Material supplied -
++++++++++
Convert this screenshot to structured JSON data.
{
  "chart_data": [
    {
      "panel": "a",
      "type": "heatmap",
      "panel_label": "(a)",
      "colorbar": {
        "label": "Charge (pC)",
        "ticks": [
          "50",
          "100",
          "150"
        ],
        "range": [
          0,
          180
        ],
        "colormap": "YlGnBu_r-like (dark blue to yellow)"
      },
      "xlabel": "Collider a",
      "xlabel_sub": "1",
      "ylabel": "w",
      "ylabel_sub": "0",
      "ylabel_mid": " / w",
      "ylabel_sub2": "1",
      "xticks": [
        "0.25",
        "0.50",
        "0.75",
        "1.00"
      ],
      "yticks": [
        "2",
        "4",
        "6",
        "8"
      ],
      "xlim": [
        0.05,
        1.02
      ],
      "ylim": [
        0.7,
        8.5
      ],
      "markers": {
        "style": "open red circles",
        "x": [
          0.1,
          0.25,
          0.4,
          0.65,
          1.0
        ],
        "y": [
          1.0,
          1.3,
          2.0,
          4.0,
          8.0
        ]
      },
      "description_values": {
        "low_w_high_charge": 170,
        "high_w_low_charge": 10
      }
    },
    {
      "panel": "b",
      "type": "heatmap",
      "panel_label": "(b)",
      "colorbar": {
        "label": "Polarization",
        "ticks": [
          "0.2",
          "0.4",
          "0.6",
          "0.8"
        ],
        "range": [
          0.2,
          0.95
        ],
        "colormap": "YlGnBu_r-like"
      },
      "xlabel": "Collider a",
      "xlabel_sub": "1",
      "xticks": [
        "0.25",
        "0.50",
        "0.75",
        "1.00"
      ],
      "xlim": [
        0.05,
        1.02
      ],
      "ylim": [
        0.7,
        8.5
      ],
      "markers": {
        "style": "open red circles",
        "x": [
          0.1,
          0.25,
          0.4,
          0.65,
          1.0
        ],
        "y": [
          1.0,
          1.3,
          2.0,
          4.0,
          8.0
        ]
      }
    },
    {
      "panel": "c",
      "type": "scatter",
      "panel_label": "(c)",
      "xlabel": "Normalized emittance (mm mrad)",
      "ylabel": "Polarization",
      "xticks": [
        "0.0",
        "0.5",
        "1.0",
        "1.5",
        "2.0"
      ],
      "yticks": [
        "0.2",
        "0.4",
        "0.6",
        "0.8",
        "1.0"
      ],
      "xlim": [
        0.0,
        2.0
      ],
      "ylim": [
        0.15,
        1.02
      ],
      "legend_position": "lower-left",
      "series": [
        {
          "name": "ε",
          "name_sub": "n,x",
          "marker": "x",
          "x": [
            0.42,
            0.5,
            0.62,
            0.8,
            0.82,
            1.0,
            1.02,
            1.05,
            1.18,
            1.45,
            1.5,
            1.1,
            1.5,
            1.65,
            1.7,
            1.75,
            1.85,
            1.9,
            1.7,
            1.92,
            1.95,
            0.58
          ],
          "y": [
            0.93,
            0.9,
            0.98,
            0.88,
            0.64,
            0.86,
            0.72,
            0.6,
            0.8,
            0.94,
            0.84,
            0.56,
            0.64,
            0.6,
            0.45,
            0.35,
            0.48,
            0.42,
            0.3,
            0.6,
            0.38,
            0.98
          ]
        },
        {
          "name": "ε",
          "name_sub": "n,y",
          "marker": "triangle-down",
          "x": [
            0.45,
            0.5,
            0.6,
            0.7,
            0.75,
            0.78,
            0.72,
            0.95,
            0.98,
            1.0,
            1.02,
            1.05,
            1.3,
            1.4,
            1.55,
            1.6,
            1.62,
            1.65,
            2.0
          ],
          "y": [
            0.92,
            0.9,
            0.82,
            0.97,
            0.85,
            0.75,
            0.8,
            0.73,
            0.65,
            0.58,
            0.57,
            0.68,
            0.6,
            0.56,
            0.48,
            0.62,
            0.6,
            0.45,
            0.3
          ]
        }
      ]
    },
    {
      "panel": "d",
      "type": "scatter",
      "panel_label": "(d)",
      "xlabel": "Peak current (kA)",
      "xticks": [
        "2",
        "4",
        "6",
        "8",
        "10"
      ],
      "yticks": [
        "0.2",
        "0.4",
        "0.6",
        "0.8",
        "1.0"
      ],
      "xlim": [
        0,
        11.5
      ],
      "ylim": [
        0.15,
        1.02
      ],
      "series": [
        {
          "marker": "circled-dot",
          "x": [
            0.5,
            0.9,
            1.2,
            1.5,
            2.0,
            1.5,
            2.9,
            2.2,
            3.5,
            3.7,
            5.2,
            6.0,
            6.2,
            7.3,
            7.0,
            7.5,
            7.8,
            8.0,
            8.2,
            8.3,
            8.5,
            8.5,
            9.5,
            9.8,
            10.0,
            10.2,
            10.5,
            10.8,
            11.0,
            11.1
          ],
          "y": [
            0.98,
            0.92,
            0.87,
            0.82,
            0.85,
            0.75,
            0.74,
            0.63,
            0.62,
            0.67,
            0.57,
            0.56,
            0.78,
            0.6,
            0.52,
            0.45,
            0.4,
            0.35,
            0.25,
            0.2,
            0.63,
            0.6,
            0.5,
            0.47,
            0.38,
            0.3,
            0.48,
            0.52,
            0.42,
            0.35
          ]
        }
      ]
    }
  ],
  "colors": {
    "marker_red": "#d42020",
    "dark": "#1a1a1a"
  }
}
++++++++++
Work instructions - Copy every line of the listing where the word "like" appears.

Task answer -
        "colormap": "YlGnBu_r-like (dark blue to yellow)"
        "colormap": "YlGnBu_r-like"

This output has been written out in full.